## Problem statement:
Print all the entries verbatim.

## Extracted records:
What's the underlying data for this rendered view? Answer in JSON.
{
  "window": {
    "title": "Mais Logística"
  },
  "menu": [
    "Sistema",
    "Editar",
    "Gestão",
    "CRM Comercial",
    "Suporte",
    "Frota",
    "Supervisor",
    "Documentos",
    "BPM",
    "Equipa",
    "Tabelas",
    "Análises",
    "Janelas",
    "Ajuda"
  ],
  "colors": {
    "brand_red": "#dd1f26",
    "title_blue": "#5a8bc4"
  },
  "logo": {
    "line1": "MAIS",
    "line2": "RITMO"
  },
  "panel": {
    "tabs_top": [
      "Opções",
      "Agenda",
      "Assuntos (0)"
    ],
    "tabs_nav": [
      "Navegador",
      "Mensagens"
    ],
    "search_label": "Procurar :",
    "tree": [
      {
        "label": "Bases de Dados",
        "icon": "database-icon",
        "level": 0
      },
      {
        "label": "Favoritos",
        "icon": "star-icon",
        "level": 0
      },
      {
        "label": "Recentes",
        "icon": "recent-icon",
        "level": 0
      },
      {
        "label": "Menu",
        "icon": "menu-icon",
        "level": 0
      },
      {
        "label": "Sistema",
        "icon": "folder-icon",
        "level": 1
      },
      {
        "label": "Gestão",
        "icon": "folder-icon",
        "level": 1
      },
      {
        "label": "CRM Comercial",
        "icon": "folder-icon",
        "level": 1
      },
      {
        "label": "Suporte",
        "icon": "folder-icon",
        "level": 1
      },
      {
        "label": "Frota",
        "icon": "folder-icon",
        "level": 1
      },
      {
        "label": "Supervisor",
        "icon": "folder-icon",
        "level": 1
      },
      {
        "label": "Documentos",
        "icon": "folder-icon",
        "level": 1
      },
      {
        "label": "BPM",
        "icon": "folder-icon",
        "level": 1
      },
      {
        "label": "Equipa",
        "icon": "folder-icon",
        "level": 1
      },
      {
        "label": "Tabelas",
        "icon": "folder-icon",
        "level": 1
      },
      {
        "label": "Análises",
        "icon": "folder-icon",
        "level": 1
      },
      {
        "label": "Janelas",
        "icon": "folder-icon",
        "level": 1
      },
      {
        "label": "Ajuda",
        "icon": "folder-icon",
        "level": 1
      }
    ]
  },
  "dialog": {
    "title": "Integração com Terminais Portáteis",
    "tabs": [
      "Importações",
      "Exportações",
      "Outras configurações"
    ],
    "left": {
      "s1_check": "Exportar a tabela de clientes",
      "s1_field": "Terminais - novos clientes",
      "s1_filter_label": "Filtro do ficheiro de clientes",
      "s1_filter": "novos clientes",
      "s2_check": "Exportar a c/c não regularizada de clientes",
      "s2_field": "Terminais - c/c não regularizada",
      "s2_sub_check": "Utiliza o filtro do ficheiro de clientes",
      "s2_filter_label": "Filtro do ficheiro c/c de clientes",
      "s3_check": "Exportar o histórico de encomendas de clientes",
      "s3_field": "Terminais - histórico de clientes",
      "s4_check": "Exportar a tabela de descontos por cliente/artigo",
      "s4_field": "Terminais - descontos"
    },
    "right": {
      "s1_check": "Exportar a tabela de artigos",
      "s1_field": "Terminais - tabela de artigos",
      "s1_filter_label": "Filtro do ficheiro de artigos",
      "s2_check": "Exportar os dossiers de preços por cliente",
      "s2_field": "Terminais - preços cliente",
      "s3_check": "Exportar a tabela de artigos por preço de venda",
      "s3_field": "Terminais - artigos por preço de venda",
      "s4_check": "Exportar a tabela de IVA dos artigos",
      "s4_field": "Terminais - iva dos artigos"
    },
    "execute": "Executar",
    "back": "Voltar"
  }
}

## Solution to this exercise:
What's the underlying data for this rendered view? Answer in JSON.
{
  "window": {
    "title": "Mais Logística"
  },
  "menu": [
    "Sistema",
    "Editar",
    "Gestão",
    "CRM Comercial",
    "Suporte",
    "Frota",
    "Supervisor",
    "Documentos",
    "BPM",
    "Equipa",
    "Tabelas",
    "Análises",
    "Janelas",
    "Ajuda"
  ],
  "colors": {
    "brand_red": "#dd1f26",
    "title_blue": "#5a8bc4"
  },
  "logo": {
    "line1": "MAIS",
    "line2": "RITMO"
  },
  "panel": {
    "tabs_top": [
      "Opções",
      "Agenda",
      "Assuntos (0)"
    ],
    "tabs_nav": [
      "Navegador",
      "Mensagens"
    ],
    "search_label": "Procurar :",
    "tree": [
      {
        "label": "Bases de Dados",
        "icon": "database-icon",
        "level": 0
      },
      {
        "label": "Favoritos",
        "icon": "star-icon",
        "level": 0
      },
      {
        "label": "Recentes",
        "icon": "recent-icon",
        "level": 0
      },
      {
        "label": "Menu",
        "icon": "menu-icon",
        "level": 0
      },
      {
        "label": "Sistema",
        "icon": "folder-icon",
        "level": 1
      },
      {
        "label": "Gestão",
        "icon": "folder-icon",
        "level": 1
      },
      {
        "label": "CRM Comercial",
        "icon": "folder-icon",
        "level": 1
      },
      {
        "label": "Suporte",
        "icon": "folder-icon",
        "level": 1
      },
      {
        "label": "Frota",
        "icon": "folder-icon",
        "level": 1
      },
      {
        "label": "Supervisor",
        "icon": "folder-icon",
        "level": 1
      },
      {
        "label": "Documentos",
        "icon": "folder-icon",
        "level": 1
      },
      {
        "label": "BPM",
        "icon": "folder-icon",
        "level": 1
      },
      {
        "label": "Equipa",
        "icon": "folder-icon",
        "level": 1
      },
      {
        "label": "Tabelas",
        "icon": "folder-icon",
        "level": 1
      },
      {
        "label": "Análises",
        "icon": "folder-icon",
        "level": 1
      },
      {
        "label": "Janelas",
        "icon": "folder-icon",
        "level": 1
      },
      {
        "label": "Ajuda",
        "icon": "folder-icon",
        "level": 1
      }
    ]
  },
  "dialog": {
    "title": "Integração com Terminais Portáteis",
    "tabs": [
      "Importações",
      "Exportações",
      "Outras configurações"
    ],
    "left": {
      "s1_check": "Exportar a tabela de clientes",
      "s1_field": "Terminais - novos clientes",
      "s1_filter_label": "Filtro do ficheiro de clientes",
      "s1_filter": "novos clientes",
      "s2_check": "Exportar a c/c não regularizada de clientes",
      "s2_field": "Terminais - c/c não regularizada",
      "s2_sub_check": "Utiliza o filtro do ficheiro de clientes",
      "s2_filter_label": "Filtro do ficheiro c/c de clientes",
      "s3_check": "Exportar o histórico de encomendas de clientes",
      "s3_field": "Terminais - histórico de clientes",
      "s4_check": "Exportar a tabela de descontos por cliente/artigo",
      "s4_field": "Terminais - descontos"
    },
    "right": {
      "s1_check": "Exportar a tabela de artigos",
      "s1_field": "Terminais - tabela de artigos",
      "s1_filter_label": "Filtro do ficheiro de artigos",
      "s2_check": "Exportar os dossiers de preços por cliente",
      "s2_field": "Terminais - preços cliente",
      "s3_check": "Exportar a tabela de artigos por preço de venda",
      "s3_field": "Terminais - artigos por preço de venda",
      "s4_check": "Exportar a tabela de IVA dos artigos",
      "s4_field": "Terminais - iva dos artigos"
    },
    "execute": "Executar",
    "back": "Voltar"
  }
}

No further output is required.